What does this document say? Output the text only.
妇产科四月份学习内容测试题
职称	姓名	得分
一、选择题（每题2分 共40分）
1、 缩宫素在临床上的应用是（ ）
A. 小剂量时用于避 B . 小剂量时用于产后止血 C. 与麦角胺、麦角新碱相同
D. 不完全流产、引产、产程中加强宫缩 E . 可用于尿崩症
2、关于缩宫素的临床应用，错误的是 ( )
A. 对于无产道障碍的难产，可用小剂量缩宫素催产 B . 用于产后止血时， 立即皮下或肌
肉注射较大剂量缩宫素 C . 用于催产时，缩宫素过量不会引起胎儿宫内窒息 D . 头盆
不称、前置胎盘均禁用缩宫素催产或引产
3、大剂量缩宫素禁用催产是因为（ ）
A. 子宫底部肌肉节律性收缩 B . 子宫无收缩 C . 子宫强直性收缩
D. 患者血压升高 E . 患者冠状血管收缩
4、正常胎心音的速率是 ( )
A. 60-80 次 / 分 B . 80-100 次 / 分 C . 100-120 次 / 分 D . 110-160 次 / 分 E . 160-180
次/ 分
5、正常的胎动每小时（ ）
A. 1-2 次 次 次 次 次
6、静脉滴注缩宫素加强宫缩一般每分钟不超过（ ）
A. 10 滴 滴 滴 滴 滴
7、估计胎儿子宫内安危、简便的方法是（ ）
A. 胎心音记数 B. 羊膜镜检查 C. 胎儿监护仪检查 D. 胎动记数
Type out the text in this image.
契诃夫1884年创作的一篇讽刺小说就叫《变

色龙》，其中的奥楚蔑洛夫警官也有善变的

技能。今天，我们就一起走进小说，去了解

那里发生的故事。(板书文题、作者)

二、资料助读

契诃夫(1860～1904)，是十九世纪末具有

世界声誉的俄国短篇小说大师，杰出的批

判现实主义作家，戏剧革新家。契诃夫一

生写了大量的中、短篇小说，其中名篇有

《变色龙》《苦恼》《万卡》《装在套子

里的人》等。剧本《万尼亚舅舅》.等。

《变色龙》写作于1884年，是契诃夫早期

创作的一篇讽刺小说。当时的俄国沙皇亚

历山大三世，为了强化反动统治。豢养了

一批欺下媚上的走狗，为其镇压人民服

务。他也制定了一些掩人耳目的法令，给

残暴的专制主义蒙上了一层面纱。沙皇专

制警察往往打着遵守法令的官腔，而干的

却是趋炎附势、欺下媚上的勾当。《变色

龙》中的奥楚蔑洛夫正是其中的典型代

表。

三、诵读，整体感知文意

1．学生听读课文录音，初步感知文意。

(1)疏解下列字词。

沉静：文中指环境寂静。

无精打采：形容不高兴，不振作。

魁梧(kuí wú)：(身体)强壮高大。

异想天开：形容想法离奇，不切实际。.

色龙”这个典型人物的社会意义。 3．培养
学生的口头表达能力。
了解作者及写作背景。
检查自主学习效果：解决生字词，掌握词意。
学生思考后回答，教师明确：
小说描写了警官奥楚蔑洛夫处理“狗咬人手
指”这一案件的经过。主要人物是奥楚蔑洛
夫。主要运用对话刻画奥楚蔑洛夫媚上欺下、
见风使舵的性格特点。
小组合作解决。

### Task details
Reproduce every entry shown above, precisely as it stands.

### Task result
What does this document say? Output the text only.
妇产科四月份学习内容测试题
职称	姓名	得分
一、选择题（每题2分 共40分）
1、 缩宫素在临床上的应用是（ ）
A. 小剂量时用于避 B . 小剂量时用于产后止血 C. 与麦角胺、麦角新碱相同
D. 不完全流产、引产、产程中加强宫缩 E . 可用于尿崩症
2、关于缩宫素的临床应用，错误的是 ( )
A. 对于无产道障碍的难产，可用小剂量缩宫素催产 B . 用于产后止血时， 立即皮下或肌
肉注射较大剂量缩宫素 C . 用于催产时，缩宫素过量不会引起胎儿宫内窒息 D . 头盆
不称、前置胎盘均禁用缩宫素催产或引产
3、大剂量缩宫素禁用催产是因为（ ）
A. 子宫底部肌肉节律性收缩 B . 子宫无收缩 C . 子宫强直性收缩
D. 患者血压升高 E . 患者冠状血管收缩
4、正常胎心音的速率是 ( )
A. 60-80 次 / 分 B . 80-100 次 / 分 C . 100-120 次 / 分 D . 110-160 次 / 分 E . 160-180
次/ 分
5、正常的胎动每小时（ ）
A. 1-2 次 次 次 次 次
6、静脉滴注缩宫素加强宫缩一般每分钟不超过（ ）
A. 10 滴 滴 滴 滴 滴
7、估计胎儿子宫内安危、简便的方法是（ ）
A. 胎心音记数 B. 羊膜镜检查 C. 胎儿监护仪检查 D. 胎动记数
Type out the text in this image.
契诃夫1884年创作的一篇讽刺小说就叫《变

色龙》，其中的奥楚蔑洛夫警官也有善变的

技能。今天，我们就一起走进小说，去了解

那里发生的故事。(板书文题、作者)

二、资料助读

契诃夫(1860～1904)，是十九世纪末具有

世界声誉的俄国短篇小说大师，杰出的批

判现实主义作家，戏剧革新家。契诃夫一

生写了大量的中、短篇小说，其中名篇有

《变色龙》《苦恼》《万卡》《装在套子

里的人》等。剧本《万尼亚舅舅》.等。

《变色龙》写作于1884年，是契诃夫早期

创作的一篇讽刺小说。当时的俄国沙皇亚

历山大三世，为了强化反动统治。豢养了

一批欺下媚上的走狗，为其镇压人民服

务。他也制定了一些掩人耳目的法令，给

残暴的专制主义蒙上了一层面纱。沙皇专

制警察往往打着遵守法令的官腔，而干的

却是趋炎附势、欺下媚上的勾当。《变色

龙》中的奥楚蔑洛夫正是其中的典型代

表。

三、诵读，整体感知文意

1．学生听读课文录音，初步感知文意。

(1)疏解下列字词。

沉静：文中指环境寂静。

无精打采：形容不高兴，不振作。

魁梧(kuí wú)：(身体)强壮高大。

异想天开：形容想法离奇，不切实际。.

色龙”这个典型人物的社会意义。 3．培养
学生的口头表达能力。
了解作者及写作背景。
检查自主学习效果：解决生字词，掌握词意。
学生思考后回答，教师明确：
小说描写了警官奥楚蔑洛夫处理“狗咬人手
指”这一案件的经过。主要人物是奥楚蔑洛
夫。主要运用对话刻画奥楚蔑洛夫媚上欺下、
见风使舵的性格特点。
小组合作解决。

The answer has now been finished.